### Exercise task
Locate the lines of the listing below that hold "Uncoated", then copy each of them.

### Excerpted records
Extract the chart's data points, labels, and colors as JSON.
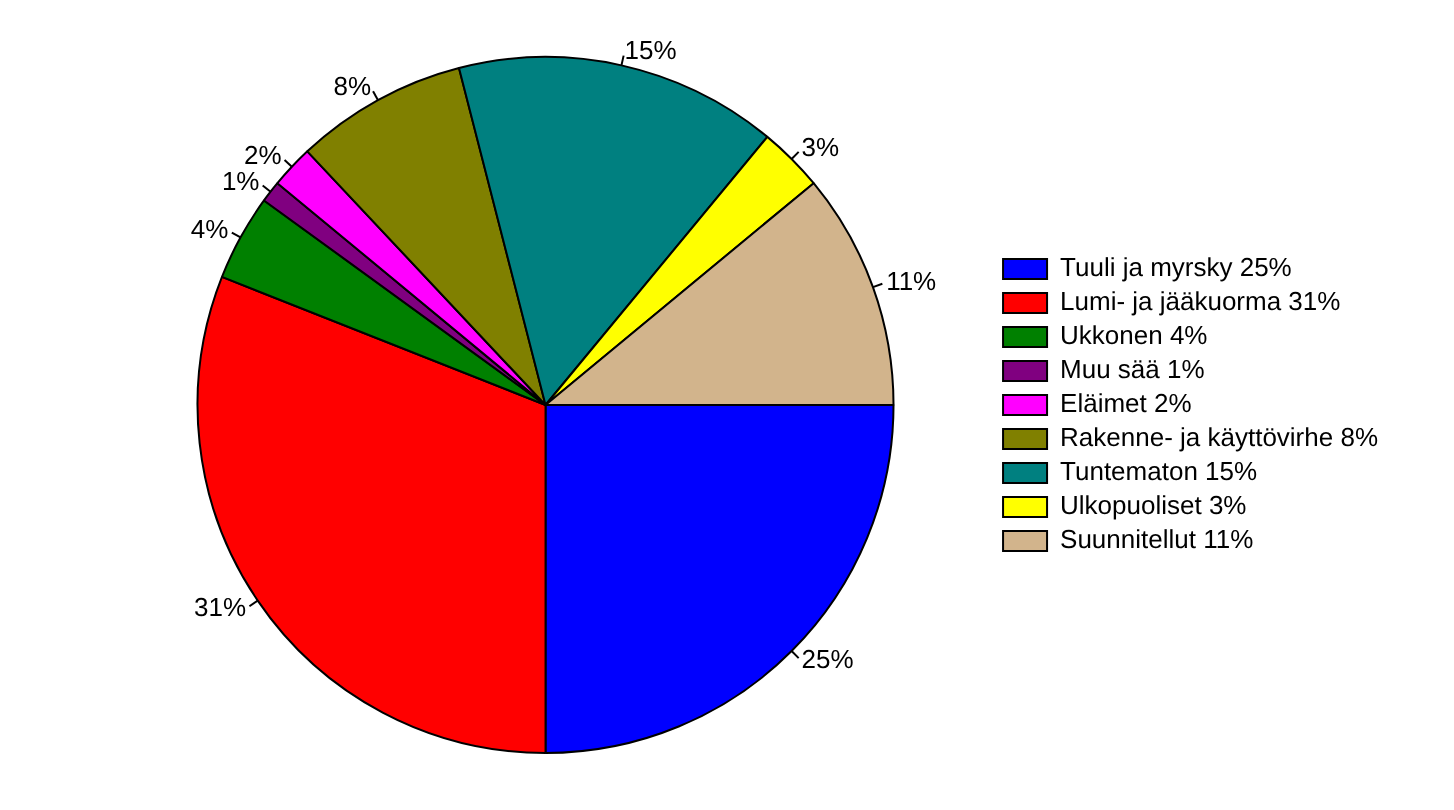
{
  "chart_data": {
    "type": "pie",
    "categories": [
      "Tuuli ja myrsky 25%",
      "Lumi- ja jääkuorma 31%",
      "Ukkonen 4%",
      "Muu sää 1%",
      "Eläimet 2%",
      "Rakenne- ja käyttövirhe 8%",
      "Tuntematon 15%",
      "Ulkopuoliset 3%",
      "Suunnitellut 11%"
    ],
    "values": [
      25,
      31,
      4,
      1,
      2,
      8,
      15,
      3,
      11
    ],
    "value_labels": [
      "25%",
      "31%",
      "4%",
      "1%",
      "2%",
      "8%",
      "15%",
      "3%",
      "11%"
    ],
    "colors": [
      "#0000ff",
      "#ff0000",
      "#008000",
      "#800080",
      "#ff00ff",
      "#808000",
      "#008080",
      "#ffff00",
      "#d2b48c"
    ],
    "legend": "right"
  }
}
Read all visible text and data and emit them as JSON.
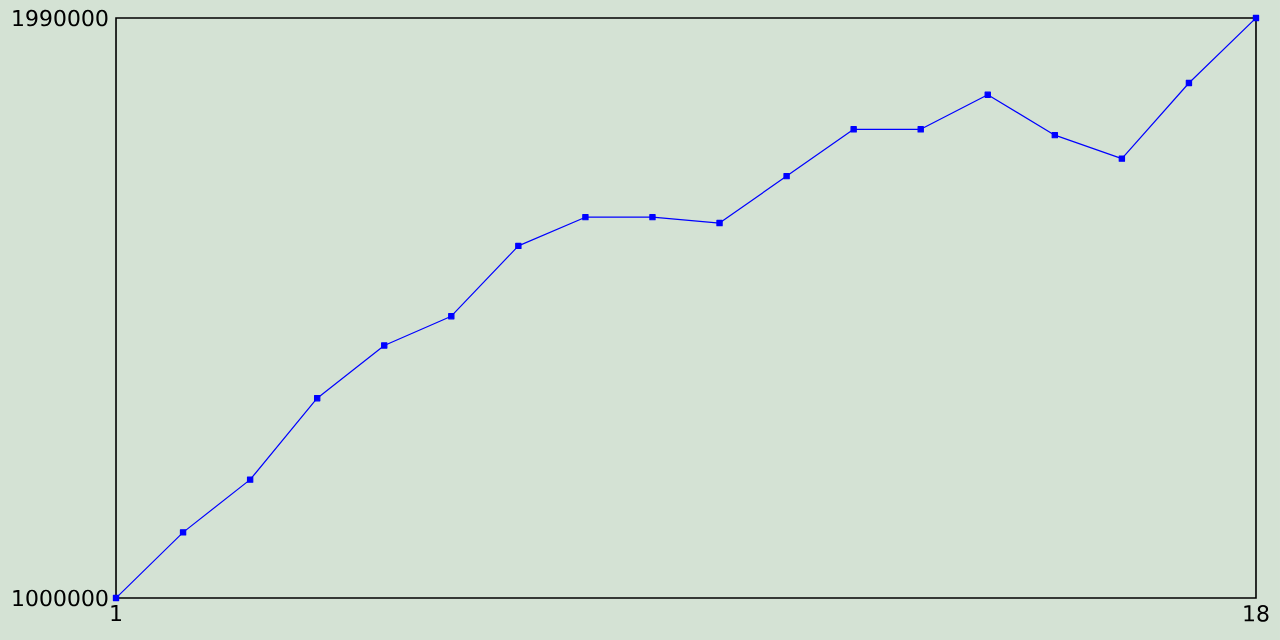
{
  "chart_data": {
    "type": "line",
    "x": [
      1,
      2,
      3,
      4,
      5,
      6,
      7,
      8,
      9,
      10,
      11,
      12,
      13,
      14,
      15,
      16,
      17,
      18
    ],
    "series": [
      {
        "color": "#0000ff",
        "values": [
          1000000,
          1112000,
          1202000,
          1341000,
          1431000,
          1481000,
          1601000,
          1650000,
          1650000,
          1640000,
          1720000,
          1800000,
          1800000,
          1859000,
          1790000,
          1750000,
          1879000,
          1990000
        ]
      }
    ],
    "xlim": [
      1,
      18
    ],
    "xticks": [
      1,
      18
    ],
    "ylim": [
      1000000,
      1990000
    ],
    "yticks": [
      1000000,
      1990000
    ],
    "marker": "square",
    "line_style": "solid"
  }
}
...
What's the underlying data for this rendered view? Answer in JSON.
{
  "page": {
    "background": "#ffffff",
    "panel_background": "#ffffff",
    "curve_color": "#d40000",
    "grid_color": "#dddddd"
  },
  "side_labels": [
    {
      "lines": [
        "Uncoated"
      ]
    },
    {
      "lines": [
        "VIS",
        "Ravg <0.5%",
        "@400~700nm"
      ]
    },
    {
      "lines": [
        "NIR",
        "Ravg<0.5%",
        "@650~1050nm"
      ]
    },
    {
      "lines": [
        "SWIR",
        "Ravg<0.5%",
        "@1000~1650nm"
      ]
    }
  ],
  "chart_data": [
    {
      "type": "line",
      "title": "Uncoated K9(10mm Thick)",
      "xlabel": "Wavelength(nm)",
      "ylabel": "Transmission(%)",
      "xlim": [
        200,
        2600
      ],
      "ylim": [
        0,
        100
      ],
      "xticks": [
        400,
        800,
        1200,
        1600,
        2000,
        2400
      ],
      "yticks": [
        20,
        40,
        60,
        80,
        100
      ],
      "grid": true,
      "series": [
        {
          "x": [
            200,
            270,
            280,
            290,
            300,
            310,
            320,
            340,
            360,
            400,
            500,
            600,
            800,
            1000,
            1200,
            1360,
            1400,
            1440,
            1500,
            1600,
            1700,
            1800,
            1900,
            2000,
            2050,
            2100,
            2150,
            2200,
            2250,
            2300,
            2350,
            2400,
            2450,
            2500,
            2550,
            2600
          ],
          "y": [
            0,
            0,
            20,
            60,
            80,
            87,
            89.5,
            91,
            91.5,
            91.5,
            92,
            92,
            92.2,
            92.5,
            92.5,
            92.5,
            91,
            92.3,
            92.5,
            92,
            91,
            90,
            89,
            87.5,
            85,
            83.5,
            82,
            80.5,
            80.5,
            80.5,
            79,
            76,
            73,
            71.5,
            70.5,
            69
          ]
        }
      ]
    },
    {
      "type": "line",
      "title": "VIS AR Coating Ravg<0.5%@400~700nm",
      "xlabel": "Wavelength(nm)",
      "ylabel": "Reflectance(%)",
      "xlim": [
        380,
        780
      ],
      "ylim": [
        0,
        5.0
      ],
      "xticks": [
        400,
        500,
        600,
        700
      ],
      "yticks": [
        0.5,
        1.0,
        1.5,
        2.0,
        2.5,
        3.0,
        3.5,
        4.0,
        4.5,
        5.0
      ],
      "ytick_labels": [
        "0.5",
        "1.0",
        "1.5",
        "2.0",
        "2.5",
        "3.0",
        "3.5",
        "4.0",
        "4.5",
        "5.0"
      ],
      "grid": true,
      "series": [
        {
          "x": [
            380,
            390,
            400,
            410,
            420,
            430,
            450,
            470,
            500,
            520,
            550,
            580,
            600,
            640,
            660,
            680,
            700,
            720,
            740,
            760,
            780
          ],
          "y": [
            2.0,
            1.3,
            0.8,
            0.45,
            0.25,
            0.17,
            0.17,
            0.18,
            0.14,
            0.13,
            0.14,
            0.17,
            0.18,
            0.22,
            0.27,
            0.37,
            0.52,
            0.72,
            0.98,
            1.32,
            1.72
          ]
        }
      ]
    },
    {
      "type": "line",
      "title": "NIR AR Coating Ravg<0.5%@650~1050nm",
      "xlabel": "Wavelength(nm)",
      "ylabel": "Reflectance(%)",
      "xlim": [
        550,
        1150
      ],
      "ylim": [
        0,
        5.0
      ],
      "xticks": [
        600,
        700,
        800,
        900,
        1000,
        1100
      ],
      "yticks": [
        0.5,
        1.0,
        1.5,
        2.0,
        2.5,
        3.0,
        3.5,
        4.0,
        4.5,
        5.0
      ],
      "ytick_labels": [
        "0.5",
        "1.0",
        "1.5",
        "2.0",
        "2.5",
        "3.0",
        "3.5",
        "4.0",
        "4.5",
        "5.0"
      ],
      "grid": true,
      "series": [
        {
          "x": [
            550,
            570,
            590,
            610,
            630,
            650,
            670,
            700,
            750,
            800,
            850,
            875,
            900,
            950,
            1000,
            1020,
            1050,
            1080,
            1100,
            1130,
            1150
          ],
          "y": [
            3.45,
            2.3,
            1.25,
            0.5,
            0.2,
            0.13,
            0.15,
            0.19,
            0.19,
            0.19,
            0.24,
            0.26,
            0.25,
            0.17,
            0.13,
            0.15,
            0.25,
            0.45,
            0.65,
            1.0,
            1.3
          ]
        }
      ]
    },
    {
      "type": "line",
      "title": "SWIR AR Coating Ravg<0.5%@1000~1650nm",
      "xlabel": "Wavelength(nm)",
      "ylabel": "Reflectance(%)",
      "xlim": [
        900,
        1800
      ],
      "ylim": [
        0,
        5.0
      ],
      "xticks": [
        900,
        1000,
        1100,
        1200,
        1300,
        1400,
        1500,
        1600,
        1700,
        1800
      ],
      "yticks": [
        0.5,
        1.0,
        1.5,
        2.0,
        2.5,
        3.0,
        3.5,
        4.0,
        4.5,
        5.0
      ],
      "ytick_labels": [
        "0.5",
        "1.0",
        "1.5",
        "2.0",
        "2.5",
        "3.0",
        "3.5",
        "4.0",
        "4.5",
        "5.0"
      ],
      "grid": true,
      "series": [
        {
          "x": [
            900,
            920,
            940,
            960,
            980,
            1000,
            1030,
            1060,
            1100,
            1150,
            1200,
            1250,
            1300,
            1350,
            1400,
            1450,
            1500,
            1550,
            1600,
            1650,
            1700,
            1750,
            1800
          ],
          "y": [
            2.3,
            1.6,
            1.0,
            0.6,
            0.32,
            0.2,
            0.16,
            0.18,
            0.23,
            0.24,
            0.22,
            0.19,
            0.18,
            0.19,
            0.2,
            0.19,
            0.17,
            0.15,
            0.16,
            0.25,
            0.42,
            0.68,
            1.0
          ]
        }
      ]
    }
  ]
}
...
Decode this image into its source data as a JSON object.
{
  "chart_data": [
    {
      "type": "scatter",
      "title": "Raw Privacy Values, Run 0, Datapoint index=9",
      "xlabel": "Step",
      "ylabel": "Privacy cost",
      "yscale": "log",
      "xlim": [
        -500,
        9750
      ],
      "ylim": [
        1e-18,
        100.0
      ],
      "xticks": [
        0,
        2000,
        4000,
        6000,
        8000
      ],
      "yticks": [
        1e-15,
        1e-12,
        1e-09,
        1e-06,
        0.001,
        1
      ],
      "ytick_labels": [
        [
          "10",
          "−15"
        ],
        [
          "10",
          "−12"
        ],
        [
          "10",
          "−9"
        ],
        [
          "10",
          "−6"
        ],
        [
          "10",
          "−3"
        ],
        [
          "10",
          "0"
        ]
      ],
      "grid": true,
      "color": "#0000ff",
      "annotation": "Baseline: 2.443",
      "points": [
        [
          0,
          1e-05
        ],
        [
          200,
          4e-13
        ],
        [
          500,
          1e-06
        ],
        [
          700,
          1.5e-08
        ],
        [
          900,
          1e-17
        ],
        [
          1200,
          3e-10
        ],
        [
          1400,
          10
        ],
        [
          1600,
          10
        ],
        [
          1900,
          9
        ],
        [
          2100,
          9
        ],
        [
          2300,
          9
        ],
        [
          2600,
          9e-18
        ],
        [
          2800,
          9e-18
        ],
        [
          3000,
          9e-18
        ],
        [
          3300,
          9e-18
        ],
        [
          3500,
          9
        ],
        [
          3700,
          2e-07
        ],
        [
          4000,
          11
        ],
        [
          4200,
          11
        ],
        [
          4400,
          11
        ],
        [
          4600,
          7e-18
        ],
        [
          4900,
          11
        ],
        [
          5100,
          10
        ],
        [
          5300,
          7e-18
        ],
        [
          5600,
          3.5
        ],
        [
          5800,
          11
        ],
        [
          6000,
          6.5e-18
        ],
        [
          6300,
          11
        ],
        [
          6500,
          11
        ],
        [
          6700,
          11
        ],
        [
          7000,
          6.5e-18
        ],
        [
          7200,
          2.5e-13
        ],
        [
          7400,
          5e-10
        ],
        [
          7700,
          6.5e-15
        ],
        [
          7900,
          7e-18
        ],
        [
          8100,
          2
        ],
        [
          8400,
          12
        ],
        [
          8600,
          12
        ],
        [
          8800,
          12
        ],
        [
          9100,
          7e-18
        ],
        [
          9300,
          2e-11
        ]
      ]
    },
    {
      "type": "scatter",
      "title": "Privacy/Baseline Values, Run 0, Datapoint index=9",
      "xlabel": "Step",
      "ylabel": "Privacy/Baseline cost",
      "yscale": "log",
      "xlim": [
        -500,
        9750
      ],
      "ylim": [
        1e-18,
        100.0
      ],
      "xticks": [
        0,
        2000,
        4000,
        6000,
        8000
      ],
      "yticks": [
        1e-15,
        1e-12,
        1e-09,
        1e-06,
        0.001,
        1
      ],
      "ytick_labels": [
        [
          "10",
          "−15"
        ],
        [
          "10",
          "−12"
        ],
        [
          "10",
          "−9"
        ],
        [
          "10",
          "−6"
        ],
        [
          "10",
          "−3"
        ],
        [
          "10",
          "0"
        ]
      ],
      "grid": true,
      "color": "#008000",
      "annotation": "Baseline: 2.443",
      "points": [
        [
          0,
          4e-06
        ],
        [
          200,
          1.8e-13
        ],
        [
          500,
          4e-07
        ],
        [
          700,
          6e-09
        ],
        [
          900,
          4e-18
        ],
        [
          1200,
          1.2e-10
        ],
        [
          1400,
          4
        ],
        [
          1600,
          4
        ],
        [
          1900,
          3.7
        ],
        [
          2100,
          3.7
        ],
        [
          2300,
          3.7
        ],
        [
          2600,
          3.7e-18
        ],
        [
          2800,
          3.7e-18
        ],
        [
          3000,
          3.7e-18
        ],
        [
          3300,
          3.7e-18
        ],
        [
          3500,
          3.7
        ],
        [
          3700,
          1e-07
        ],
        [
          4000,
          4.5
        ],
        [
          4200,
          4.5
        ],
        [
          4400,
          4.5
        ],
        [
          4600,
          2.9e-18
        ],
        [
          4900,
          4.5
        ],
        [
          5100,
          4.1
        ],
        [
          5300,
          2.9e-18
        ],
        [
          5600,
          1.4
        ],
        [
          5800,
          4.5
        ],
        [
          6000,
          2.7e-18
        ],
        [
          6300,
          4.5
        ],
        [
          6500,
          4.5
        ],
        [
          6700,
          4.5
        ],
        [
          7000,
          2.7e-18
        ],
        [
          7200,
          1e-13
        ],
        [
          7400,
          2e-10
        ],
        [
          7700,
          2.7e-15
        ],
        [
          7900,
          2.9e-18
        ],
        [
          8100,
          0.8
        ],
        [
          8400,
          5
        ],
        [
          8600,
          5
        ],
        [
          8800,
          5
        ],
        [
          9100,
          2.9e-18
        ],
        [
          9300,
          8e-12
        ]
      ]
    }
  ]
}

### Final result
        "Uncoated"
      "title": "Uncoated K9(10mm Thick)",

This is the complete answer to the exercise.